**Brief:** Locate the lines where "degree" occurs and copy them as they stand.

**Provided records:**
○ ○ ○

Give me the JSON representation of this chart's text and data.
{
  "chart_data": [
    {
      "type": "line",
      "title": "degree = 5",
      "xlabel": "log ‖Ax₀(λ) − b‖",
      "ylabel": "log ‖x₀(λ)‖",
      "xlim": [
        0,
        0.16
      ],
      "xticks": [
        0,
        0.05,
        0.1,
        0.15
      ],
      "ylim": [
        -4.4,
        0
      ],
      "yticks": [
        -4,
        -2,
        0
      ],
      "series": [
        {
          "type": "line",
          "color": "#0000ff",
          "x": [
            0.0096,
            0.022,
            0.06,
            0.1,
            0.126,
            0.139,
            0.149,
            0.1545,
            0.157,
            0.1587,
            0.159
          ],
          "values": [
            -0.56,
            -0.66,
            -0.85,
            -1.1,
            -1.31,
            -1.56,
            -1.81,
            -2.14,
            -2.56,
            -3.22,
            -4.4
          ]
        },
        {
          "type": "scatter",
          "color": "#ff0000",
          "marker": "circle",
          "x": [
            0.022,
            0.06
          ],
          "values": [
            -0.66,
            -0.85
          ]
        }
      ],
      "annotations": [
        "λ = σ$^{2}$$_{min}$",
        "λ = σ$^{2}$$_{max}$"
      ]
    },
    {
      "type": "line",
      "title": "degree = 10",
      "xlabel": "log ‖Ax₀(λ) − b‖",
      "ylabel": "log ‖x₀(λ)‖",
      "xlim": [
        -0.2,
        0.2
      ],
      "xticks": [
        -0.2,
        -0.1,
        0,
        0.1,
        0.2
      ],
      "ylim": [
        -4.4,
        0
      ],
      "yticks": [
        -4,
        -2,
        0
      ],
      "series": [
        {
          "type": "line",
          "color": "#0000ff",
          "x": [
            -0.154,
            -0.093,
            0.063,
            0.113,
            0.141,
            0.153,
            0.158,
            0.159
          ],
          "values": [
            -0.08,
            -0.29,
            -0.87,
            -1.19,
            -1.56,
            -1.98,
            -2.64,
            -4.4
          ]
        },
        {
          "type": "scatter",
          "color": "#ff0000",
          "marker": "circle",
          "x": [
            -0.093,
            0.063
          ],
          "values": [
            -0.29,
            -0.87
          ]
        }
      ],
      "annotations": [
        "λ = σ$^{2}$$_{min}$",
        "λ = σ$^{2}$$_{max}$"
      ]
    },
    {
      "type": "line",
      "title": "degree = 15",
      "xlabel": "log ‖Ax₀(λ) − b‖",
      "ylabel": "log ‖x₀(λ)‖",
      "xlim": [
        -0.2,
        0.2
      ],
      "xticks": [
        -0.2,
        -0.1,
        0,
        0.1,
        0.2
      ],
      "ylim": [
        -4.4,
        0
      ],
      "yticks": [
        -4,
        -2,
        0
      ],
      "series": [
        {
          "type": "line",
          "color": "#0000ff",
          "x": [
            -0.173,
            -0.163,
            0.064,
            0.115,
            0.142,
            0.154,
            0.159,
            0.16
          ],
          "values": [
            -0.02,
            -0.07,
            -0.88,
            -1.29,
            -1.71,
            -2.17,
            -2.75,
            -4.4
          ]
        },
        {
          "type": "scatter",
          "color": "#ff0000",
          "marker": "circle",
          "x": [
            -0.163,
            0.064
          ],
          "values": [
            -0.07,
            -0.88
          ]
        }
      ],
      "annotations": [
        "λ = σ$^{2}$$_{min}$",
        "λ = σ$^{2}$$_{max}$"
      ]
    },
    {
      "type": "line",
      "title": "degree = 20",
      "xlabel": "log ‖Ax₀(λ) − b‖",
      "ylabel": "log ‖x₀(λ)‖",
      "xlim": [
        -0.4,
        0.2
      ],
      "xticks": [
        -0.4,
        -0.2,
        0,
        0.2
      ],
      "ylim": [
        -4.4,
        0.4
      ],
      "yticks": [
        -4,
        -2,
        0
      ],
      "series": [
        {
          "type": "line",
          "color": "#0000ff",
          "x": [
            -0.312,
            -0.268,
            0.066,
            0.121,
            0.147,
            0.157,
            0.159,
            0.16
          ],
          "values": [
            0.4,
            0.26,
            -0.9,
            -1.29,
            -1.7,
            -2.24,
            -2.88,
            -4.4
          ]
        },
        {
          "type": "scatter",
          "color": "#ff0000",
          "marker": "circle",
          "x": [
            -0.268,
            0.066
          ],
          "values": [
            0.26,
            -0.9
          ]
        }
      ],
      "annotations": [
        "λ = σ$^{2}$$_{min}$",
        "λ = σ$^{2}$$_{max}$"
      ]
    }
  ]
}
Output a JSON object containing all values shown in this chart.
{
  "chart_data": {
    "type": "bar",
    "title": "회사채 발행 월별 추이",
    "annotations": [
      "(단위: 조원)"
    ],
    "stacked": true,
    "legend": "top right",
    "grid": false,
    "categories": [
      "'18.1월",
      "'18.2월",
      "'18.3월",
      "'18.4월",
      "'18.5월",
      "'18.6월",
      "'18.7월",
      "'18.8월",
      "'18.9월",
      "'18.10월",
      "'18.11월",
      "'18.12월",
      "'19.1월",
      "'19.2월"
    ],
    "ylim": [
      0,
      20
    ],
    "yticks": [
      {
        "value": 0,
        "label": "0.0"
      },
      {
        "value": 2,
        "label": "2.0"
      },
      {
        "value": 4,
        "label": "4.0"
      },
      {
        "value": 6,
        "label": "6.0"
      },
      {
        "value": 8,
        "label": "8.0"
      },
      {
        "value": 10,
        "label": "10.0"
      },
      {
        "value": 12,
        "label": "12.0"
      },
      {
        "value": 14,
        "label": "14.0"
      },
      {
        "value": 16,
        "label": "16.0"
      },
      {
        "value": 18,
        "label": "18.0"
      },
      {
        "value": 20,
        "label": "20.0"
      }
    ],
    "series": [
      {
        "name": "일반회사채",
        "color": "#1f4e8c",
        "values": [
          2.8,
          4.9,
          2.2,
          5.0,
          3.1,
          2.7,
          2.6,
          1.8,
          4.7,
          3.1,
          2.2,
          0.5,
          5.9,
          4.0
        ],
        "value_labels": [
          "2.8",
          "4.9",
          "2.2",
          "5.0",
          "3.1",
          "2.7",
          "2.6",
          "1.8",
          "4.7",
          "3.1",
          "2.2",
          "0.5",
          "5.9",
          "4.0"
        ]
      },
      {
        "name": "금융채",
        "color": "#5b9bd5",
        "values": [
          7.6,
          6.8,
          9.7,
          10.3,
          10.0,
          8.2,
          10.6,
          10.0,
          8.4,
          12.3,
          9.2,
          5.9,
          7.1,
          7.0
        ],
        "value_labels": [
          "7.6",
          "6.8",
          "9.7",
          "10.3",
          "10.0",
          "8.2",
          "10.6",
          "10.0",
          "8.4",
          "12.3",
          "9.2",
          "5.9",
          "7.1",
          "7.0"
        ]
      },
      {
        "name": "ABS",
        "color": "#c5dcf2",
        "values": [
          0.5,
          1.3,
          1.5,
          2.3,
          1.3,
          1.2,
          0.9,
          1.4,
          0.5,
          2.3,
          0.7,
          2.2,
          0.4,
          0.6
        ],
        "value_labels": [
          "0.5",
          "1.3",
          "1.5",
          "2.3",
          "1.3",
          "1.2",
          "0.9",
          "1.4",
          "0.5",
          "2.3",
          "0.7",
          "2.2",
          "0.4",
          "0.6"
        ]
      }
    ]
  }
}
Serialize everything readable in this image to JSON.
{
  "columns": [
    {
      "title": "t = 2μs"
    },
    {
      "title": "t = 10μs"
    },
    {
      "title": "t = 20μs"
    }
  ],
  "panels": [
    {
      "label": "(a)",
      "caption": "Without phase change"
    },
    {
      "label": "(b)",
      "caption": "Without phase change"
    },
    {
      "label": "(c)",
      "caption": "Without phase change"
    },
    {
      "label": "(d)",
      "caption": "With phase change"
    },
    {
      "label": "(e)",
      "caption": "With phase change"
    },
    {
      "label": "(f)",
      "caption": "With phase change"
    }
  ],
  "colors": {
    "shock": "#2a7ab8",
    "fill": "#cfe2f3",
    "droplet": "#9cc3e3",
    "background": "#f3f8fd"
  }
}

○ ○ ○

**Written answer:**
      "title": "degree = 5",
      "title": "degree = 10",
      "title": "degree = 15",
      "title": "degree = 20",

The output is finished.